*Entries shown*
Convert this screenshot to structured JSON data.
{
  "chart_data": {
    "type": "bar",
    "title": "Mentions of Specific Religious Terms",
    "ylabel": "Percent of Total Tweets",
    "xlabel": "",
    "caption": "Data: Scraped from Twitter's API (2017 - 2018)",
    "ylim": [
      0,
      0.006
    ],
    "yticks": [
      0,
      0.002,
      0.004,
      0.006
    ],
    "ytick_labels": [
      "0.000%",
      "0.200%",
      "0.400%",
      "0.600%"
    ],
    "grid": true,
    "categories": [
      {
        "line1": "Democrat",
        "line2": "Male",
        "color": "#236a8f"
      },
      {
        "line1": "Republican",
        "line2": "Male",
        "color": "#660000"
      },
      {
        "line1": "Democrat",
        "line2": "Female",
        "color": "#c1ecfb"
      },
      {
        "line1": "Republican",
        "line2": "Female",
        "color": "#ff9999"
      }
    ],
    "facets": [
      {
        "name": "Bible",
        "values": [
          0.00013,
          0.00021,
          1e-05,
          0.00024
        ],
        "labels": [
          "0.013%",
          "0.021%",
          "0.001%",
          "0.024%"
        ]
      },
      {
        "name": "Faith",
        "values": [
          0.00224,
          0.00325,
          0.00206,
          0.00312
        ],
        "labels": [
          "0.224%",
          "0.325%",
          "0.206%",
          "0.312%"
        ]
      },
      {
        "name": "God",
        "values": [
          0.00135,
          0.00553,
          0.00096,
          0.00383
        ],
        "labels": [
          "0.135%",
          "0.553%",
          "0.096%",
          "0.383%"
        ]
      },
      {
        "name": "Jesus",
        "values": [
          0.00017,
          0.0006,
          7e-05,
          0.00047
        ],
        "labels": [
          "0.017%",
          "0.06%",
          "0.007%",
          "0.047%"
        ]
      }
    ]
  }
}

*Goal*
Repeat the data verbatim.

*Solved problem*
Convert this screenshot to structured JSON data.
{
  "chart_data": {
    "type": "bar",
    "title": "Mentions of Specific Religious Terms",
    "ylabel": "Percent of Total Tweets",
    "xlabel": "",
    "caption": "Data: Scraped from Twitter's API (2017 - 2018)",
    "ylim": [
      0,
      0.006
    ],
    "yticks": [
      0,
      0.002,
      0.004,
      0.006
    ],
    "ytick_labels": [
      "0.000%",
      "0.200%",
      "0.400%",
      "0.600%"
    ],
    "grid": true,
    "categories": [
      {
        "line1": "Democrat",
        "line2": "Male",
        "color": "#236a8f"
      },
      {
        "line1": "Republican",
        "line2": "Male",
        "color": "#660000"
      },
      {
        "line1": "Democrat",
        "line2": "Female",
        "color": "#c1ecfb"
      },
      {
        "line1": "Republican",
        "line2": "Female",
        "color": "#ff9999"
      }
    ],
    "facets": [
      {
        "name": "Bible",
        "values": [
          0.00013,
          0.00021,
          1e-05,
          0.00024
        ],
        "labels": [
          "0.013%",
          "0.021%",
          "0.001%",
          "0.024%"
        ]
      },
      {
        "name": "Faith",
        "values": [
          0.00224,
          0.00325,
          0.00206,
          0.00312
        ],
        "labels": [
          "0.224%",
          "0.325%",
          "0.206%",
          "0.312%"
        ]
      },
      {
        "name": "God",
        "values": [
          0.00135,
          0.00553,
          0.00096,
          0.00383
        ],
        "labels": [
          "0.135%",
          "0.553%",
          "0.096%",
          "0.383%"
        ]
      },
      {
        "name": "Jesus",
        "values": [
          0.00017,
          0.0006,
          7e-05,
          0.00047
        ],
        "labels": [
          "0.017%",
          "0.06%",
          "0.007%",
          "0.047%"
        ]
      }
    ]
  }
}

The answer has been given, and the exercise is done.